* [Required task]:
Render the material again word for word, skipping the pictures in it.
— start of Records —
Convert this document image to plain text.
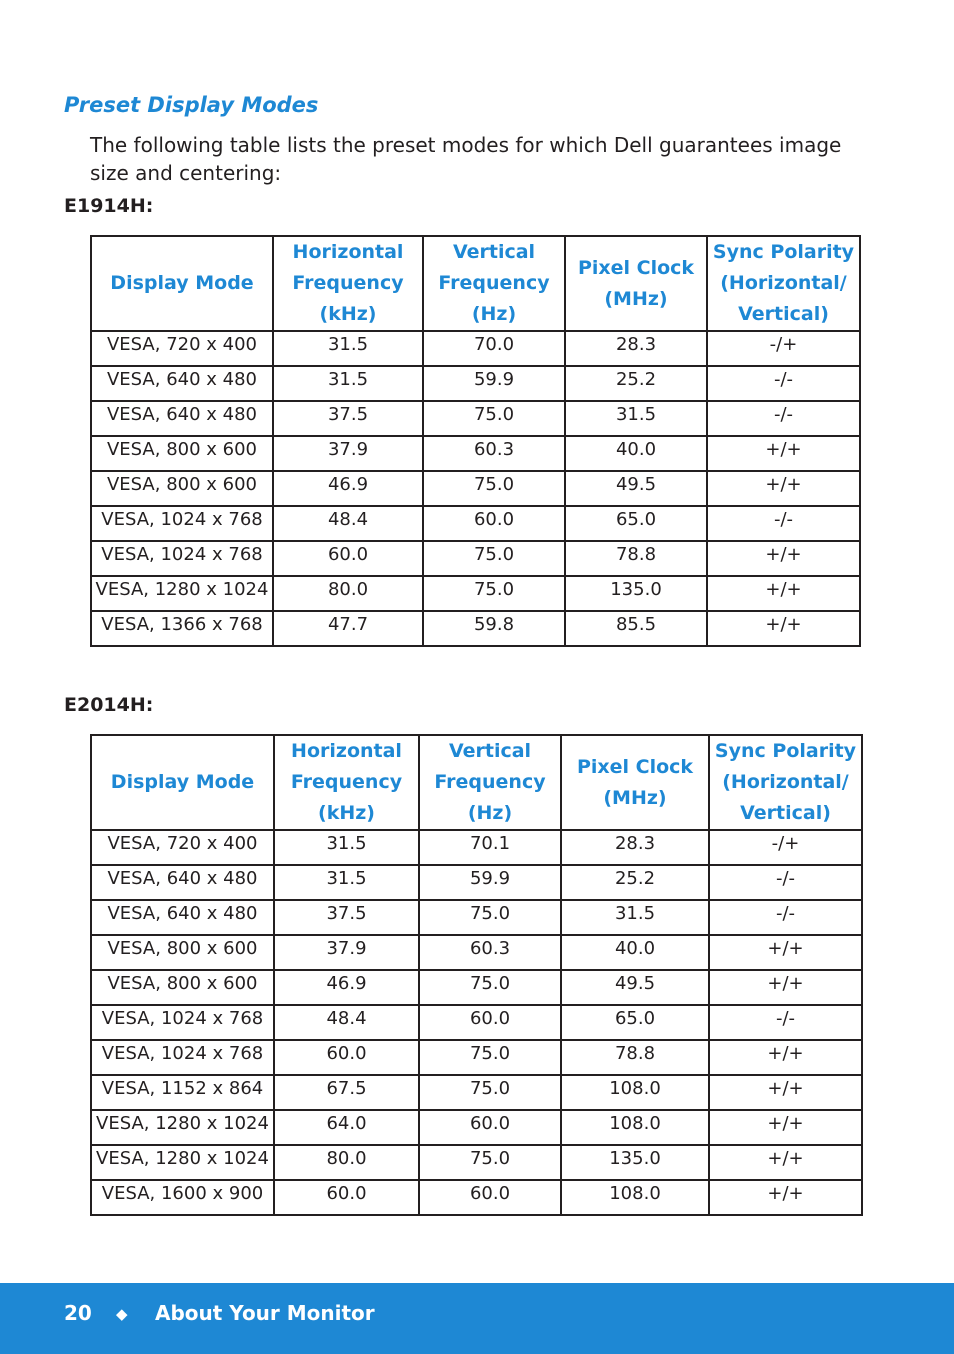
Preset Display Modes

The following table lists the preset modes for which Dell guarantees image size and centering:

E1914H:

Display Mode	Horizontal
Frequency
(kHz)	Vertical
Frequency
(Hz)	Pixel Clock
(MHz)	Sync Polarity
(Horizontal/
Vertical)
VESA, 720 x 400	31.5	70.0	28.3	-/+
VESA, 640 x 480	31.5	59.9	25.2	-/-
VESA, 640 x 480	37.5	75.0	31.5	-/-
VESA, 800 x 600	37.9	60.3	40.0	+/+
VESA, 800 x 600	46.9	75.0	49.5	+/+
VESA, 1024 x 768	48.4	60.0	65.0	-/-
VESA, 1024 x 768	60.0	75.0	78.8	+/+
VESA, 1280 x 1024	80.0	75.0	135.0	+/+
VESA, 1366 x 768	47.7	59.8	85.5	+/+

E2014H:

Display Mode	Horizontal
Frequency
(kHz)	Vertical
Frequency
(Hz)	Pixel Clock
(MHz)	Sync Polarity
(Horizontal/
Vertical)
VESA, 720 x 400	31.5	70.1	28.3	-/+
VESA, 640 x 480	31.5	59.9	25.2	-/-
VESA, 640 x 480	37.5	75.0	31.5	-/-
VESA, 800 x 600	37.9	60.3	40.0	+/+
VESA, 800 x 600	46.9	75.0	49.5	+/+
VESA, 1024 x 768	48.4	60.0	65.0	-/-
VESA, 1024 x 768	60.0	75.0	78.8	+/+
VESA, 1152 x 864	67.5	75.0	108.0	+/+
VESA, 1280 x 1024	64.0	60.0	108.0	+/+
VESA, 1280 x 1024	80.0	75.0	135.0	+/+
VESA, 1600 x 900	60.0	60.0	108.0	+/+
20 ◆ About Your Monitor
— end of Records —
* [Written reply]:
Convert this document image to plain text.
Preset Display Modes

The following table lists the preset modes for which Dell guarantees image size and centering:

E1914H:

Display Mode	Horizontal
Frequency
(kHz)	Vertical
Frequency
(Hz)	Pixel Clock
(MHz)	Sync Polarity
(Horizontal/
Vertical)
VESA, 720 x 400	31.5	70.0	28.3	-/+
VESA, 640 x 480	31.5	59.9	25.2	-/-
VESA, 640 x 480	37.5	75.0	31.5	-/-
VESA, 800 x 600	37.9	60.3	40.0	+/+
VESA, 800 x 600	46.9	75.0	49.5	+/+
VESA, 1024 x 768	48.4	60.0	65.0	-/-
VESA, 1024 x 768	60.0	75.0	78.8	+/+
VESA, 1280 x 1024	80.0	75.0	135.0	+/+
VESA, 1366 x 768	47.7	59.8	85.5	+/+

E2014H:

Display Mode	Horizontal
Frequency
(kHz)	Vertical
Frequency
(Hz)	Pixel Clock
(MHz)	Sync Polarity
(Horizontal/
Vertical)
VESA, 720 x 400	31.5	70.1	28.3	-/+
VESA, 640 x 480	31.5	59.9	25.2	-/-
VESA, 640 x 480	37.5	75.0	31.5	-/-
VESA, 800 x 600	37.9	60.3	40.0	+/+
VESA, 800 x 600	46.9	75.0	49.5	+/+
VESA, 1024 x 768	48.4	60.0	65.0	-/-
VESA, 1024 x 768	60.0	75.0	78.8	+/+
VESA, 1152 x 864	67.5	75.0	108.0	+/+
VESA, 1280 x 1024	64.0	60.0	108.0	+/+
VESA, 1280 x 1024	80.0	75.0	135.0	+/+
VESA, 1600 x 900	60.0	60.0	108.0	+/+
20 ◆ About Your Monitor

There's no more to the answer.